## Bacaan
Namun, Uni Eropa diperkirakan bisa beradaptasi dengan cepat untuk mengatasi kekurangan pasokan karena bisa menyelesaikan persoalan tersebut melalui jalur bilateral.
Berbeda halnya dengan kawsan lain seperti Timur Tengah dan Afrika Selatan.
Ketergantungan negara-negara kawasan Timur Tengah akan pasokan komoditas pangan Ukraina sudah menjadi kekhawatiran yang lama. Mesir, misalnya, merupakan salah satu pembeli utama gandum Ukraina.
Ketergantungan Timur Tengah akan komoditas pangan Rusia dan Ukraina bahkan dianggap menjadi salah satu faktor dibalik revolusi Arab Spring yang terjadi 2011 lalu.
Revolui Arab Spring yang menggoyang stabilitas politik di kawaan Timur Tengah terjadi di 2011 setelah Rusia melarang ekspor gandum pada 2010.

## Instruksi Kerja 1
Berdasarkan bacaan di atas, jelaskan dalam satu sampai tiga kalimat mengapa Uni Eropa diperkirakan bisa cepat beradaptasi menghadapi kekurangan pasokan.
## Instruksi Kerja 2
Tuliskan ulang paragraf dalam bacaan di atas yang diawali "Ketergantungan negara-negara kawasan Timur Tengah" dalam bentuk daftar singkat tanpa menghilangkan fakta utamanya.

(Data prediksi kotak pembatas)
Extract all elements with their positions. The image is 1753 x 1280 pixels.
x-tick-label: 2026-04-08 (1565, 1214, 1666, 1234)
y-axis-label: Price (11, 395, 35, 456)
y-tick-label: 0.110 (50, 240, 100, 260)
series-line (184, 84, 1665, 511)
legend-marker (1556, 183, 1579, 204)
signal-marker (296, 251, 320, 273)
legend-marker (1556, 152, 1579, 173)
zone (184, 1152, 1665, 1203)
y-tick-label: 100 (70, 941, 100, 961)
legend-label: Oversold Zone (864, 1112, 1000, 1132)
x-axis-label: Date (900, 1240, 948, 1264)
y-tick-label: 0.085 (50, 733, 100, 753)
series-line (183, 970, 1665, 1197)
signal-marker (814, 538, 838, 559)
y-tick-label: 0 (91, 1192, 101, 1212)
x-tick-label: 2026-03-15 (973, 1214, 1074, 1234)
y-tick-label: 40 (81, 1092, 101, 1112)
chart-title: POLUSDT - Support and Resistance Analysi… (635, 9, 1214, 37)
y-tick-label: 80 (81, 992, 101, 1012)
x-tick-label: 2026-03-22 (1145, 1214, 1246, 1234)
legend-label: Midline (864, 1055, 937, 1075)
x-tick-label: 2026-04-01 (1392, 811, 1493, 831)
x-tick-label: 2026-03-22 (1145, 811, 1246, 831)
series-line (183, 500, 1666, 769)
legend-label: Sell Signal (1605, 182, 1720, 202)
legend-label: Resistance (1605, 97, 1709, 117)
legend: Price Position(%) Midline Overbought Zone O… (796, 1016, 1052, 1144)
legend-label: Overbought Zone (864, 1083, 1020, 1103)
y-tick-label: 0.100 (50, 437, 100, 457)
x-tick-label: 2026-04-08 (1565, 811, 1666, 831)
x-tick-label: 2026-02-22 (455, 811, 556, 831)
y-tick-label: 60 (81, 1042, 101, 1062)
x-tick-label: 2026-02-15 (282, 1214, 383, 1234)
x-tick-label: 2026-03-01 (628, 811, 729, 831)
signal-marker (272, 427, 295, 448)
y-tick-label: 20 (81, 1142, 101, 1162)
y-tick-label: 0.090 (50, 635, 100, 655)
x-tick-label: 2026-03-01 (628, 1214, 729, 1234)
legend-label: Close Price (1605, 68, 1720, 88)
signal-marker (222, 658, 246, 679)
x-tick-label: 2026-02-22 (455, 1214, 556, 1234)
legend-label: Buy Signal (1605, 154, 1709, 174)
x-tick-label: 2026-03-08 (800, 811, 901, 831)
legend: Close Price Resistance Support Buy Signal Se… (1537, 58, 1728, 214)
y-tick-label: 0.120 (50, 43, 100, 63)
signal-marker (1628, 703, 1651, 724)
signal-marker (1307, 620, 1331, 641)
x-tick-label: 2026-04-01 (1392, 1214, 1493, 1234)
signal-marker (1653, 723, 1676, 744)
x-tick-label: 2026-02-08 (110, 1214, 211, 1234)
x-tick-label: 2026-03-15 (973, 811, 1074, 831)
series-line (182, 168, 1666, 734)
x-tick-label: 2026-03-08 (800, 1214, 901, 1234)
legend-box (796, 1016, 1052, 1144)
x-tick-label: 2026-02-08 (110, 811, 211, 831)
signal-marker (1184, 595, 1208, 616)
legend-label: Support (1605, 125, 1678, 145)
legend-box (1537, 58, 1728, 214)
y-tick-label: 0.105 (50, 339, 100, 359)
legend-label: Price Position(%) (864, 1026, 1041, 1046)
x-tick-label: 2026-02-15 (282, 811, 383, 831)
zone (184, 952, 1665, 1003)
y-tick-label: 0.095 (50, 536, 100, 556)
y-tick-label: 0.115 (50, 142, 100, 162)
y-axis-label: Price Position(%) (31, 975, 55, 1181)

## Hasil yang Diharapkan 1
Uni Eropa diperkirakan bisa cepat beradaptasi karena mampu menyelesaikan persoalan kekurangan pasokan melalui jalur bilateral.

## Hasil yang Diharapkan 2
- Negara-negara Timur Tengah bergantung pada pasokan komoditas pangan dari Ukraina.
- Ketergantungan ini sudah lama menjadi kekhawatiran.
- Mesir merupakan salah satu pembeli utama gandum Ukraina.